Aim: From the listing below, pick out each line with the word "color".

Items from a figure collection
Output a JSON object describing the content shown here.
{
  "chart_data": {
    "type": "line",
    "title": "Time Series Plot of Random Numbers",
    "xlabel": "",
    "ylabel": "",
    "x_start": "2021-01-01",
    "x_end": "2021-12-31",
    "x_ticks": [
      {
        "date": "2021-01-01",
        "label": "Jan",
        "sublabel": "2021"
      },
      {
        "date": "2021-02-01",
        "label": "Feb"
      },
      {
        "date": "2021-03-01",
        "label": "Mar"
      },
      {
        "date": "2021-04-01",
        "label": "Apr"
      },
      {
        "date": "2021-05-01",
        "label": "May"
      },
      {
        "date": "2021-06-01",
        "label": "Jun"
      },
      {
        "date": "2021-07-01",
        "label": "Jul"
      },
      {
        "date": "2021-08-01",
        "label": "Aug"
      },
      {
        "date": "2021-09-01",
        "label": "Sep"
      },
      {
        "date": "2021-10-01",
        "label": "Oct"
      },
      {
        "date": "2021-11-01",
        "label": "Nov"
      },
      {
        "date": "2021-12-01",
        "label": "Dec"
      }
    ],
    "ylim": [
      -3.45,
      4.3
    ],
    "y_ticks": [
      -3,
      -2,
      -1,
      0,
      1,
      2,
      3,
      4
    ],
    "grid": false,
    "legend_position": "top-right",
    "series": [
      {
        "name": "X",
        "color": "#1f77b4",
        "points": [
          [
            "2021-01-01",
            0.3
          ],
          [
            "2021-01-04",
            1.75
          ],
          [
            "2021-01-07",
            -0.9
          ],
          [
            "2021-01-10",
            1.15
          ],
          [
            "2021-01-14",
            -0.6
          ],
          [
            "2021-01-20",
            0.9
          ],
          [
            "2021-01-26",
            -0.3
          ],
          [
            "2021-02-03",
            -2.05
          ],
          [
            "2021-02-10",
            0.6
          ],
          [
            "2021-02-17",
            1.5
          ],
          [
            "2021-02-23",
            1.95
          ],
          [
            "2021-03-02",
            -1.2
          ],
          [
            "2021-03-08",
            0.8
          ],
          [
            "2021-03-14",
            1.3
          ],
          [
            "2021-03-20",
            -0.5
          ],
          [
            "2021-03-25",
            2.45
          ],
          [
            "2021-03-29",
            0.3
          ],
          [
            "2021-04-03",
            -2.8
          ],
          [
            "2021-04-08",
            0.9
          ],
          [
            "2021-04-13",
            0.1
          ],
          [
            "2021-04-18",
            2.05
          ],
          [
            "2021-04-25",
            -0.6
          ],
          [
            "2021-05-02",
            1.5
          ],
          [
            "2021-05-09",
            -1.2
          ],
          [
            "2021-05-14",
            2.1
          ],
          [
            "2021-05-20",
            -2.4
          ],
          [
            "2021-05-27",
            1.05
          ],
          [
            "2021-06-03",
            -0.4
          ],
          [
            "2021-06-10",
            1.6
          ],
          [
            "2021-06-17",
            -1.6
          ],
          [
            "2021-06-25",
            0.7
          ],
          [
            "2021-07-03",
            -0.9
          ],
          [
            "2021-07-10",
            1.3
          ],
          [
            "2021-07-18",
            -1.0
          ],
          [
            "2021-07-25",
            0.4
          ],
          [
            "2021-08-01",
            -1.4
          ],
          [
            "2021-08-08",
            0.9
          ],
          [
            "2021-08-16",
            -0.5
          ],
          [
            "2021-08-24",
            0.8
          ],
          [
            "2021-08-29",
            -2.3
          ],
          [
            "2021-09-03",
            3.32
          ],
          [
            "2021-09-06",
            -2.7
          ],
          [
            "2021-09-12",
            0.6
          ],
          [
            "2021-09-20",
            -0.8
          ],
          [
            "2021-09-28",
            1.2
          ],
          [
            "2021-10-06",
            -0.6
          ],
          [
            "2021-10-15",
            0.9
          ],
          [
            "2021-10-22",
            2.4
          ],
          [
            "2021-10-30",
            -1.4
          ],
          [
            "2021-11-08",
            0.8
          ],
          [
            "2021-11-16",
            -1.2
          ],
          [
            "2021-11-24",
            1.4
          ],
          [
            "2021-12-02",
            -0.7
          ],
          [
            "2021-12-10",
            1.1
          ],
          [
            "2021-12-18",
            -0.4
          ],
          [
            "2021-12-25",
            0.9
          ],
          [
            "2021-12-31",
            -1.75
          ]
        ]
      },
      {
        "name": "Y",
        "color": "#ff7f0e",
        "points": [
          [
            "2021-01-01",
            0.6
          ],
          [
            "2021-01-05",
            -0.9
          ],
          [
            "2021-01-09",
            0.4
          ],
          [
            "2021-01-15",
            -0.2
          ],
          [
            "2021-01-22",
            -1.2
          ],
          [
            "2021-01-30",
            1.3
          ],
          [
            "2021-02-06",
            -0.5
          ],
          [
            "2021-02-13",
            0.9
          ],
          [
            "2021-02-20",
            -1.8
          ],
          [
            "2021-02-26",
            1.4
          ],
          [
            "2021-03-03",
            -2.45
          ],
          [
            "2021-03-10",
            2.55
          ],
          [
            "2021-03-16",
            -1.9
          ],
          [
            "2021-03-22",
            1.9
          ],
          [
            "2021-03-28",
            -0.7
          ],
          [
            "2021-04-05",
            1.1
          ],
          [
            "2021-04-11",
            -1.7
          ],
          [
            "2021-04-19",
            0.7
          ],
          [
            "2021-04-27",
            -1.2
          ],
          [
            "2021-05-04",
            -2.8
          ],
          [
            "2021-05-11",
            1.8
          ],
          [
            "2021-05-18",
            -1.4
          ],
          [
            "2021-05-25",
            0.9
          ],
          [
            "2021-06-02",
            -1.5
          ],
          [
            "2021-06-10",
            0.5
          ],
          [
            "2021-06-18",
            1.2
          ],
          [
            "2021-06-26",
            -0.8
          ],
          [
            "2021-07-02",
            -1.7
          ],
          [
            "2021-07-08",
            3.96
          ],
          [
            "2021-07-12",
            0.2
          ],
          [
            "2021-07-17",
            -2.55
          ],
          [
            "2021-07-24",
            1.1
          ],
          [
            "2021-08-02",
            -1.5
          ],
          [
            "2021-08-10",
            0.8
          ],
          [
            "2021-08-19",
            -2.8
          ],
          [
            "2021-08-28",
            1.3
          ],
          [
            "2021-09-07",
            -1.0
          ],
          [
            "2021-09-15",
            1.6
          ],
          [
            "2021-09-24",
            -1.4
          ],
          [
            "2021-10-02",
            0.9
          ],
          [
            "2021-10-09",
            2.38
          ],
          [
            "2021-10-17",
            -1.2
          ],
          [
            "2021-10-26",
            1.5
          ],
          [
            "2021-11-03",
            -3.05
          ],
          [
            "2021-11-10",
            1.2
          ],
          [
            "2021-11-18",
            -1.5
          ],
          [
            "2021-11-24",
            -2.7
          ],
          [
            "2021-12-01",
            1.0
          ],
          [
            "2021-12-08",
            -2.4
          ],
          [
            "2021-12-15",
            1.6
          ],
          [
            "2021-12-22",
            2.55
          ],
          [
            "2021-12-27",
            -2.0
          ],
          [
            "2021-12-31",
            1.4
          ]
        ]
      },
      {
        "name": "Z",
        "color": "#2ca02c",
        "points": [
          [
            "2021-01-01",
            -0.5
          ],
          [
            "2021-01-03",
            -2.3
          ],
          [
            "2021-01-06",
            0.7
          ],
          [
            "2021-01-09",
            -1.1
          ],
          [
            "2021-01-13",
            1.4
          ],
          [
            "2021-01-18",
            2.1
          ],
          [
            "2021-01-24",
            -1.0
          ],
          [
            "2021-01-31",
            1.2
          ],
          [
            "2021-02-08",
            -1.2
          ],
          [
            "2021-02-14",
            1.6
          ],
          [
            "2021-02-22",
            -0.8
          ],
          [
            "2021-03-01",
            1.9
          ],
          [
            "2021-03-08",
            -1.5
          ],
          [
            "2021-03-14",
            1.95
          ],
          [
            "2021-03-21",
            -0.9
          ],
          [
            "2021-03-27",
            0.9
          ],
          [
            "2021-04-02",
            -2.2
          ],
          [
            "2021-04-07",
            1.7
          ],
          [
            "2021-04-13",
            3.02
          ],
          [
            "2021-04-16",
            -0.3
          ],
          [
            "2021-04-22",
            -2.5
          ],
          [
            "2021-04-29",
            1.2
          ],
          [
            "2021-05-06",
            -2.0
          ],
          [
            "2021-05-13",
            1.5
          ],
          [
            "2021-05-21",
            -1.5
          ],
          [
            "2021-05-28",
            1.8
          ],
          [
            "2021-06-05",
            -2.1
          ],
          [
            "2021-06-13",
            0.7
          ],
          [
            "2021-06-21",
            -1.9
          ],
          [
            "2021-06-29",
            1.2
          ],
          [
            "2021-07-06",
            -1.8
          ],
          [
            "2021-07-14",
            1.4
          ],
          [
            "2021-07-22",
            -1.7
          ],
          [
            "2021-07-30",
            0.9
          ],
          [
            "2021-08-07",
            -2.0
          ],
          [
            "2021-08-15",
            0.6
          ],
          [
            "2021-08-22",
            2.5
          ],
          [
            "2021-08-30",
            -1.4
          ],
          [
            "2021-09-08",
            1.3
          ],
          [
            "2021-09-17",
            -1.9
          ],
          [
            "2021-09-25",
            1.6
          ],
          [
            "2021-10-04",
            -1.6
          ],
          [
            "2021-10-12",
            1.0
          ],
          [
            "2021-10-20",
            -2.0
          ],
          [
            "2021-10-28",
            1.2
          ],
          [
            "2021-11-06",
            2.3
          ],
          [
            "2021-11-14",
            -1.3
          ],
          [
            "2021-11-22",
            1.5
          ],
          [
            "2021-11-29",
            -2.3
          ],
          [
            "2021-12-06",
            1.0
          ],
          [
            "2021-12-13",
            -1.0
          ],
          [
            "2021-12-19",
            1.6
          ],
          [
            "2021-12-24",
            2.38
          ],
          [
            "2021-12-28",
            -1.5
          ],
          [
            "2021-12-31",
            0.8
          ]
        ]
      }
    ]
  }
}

Result of this task:
        "color": "#1f77b4",
        "color": "#ff7f0e",
        "color": "#2ca02c",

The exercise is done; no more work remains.